[start of Exercise material]

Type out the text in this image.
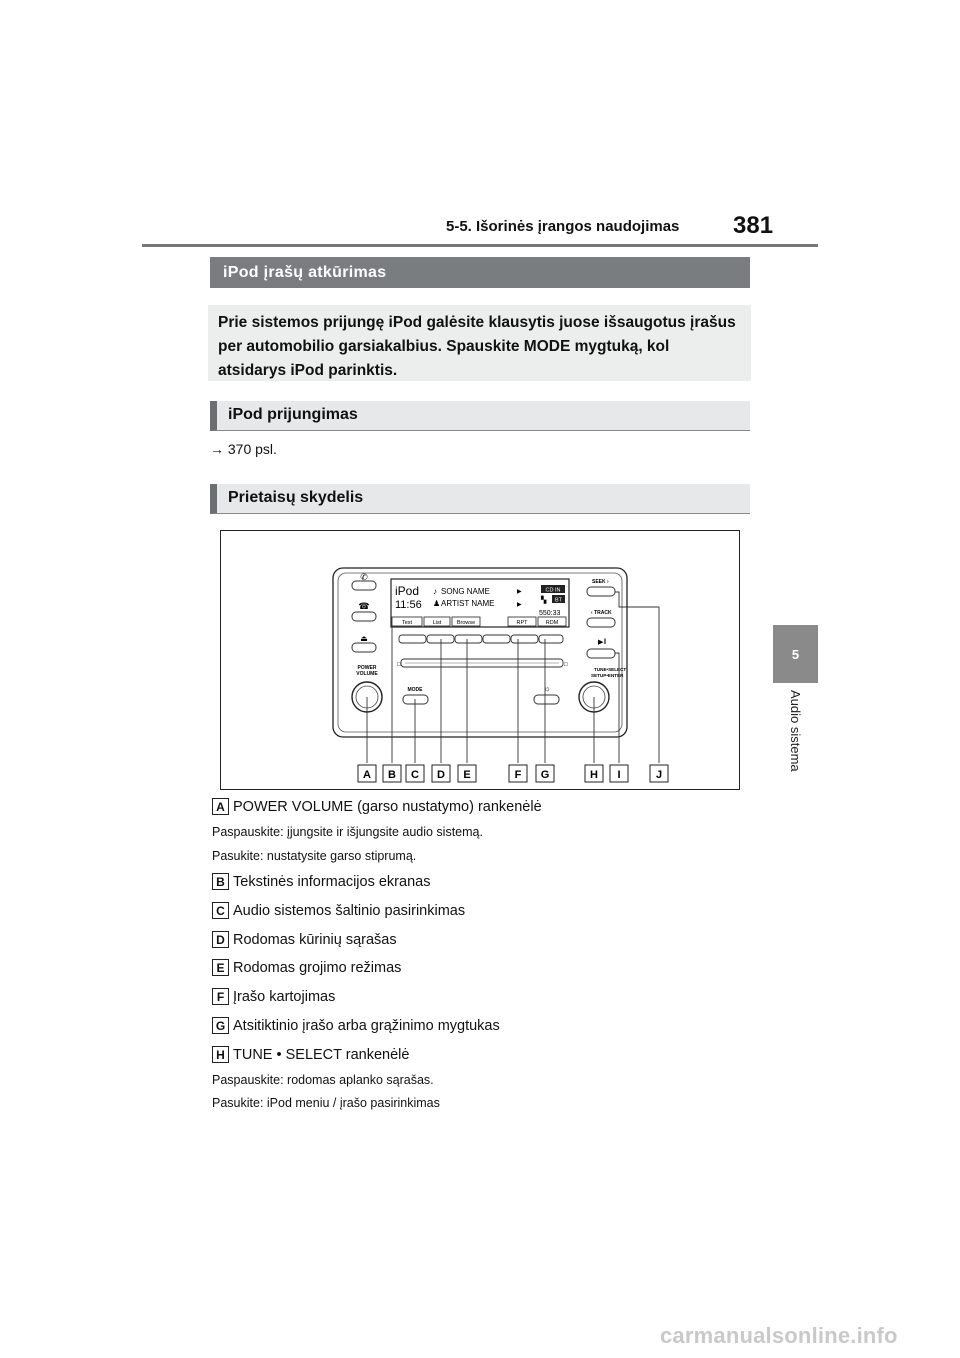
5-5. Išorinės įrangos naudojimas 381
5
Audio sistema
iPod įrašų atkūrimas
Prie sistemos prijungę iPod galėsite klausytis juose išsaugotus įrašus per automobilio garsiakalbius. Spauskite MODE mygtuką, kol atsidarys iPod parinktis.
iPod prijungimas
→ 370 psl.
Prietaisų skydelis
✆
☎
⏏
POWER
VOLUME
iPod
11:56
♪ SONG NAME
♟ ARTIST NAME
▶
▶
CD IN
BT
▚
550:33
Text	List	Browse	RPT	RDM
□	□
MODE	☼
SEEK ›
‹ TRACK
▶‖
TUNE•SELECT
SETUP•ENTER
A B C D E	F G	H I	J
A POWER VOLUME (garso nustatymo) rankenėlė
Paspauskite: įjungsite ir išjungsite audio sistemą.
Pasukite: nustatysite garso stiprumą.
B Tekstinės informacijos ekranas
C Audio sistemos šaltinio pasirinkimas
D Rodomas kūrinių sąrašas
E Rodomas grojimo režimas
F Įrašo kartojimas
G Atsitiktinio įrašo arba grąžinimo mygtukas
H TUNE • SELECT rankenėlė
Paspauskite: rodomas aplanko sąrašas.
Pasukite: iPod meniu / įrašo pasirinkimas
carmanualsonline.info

[end of Exercise material]
[start of Exercise material]

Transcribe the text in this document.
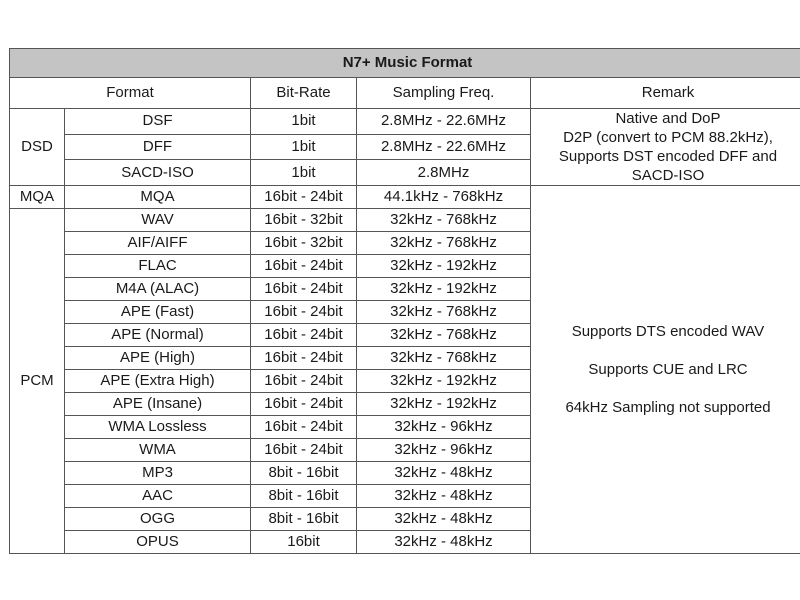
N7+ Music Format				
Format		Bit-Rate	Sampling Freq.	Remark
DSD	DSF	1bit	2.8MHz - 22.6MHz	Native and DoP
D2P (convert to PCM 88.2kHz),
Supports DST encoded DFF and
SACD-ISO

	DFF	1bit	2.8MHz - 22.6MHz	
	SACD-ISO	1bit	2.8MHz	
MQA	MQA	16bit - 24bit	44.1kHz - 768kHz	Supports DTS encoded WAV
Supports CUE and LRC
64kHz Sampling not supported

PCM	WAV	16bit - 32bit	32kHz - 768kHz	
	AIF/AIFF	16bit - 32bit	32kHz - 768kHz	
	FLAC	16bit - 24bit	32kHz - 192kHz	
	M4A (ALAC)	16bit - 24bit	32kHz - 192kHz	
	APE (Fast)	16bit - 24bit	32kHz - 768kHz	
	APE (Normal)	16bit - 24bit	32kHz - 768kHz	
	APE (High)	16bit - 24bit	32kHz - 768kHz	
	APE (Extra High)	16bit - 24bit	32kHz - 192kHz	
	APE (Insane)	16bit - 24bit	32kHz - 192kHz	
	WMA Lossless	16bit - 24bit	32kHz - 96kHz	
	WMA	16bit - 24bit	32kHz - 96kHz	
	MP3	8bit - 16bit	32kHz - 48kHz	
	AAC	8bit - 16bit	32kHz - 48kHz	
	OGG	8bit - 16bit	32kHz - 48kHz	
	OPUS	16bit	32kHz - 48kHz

[end of Exercise material]

◆ Exercise
Find every line in the records that contains the word "iPod"; copy those lines.

◆ Result of the task
iPod įrašų atkūrimas
Prie sistemos prijungę iPod galėsite klausytis juose išsaugotus įrašus per automobilio garsiakalbius. Spauskite MODE mygtuką, kol atsidarys iPod parinktis.
iPod prijungimas
iPod
Pasukite: iPod meniu / įrašo pasirinkimas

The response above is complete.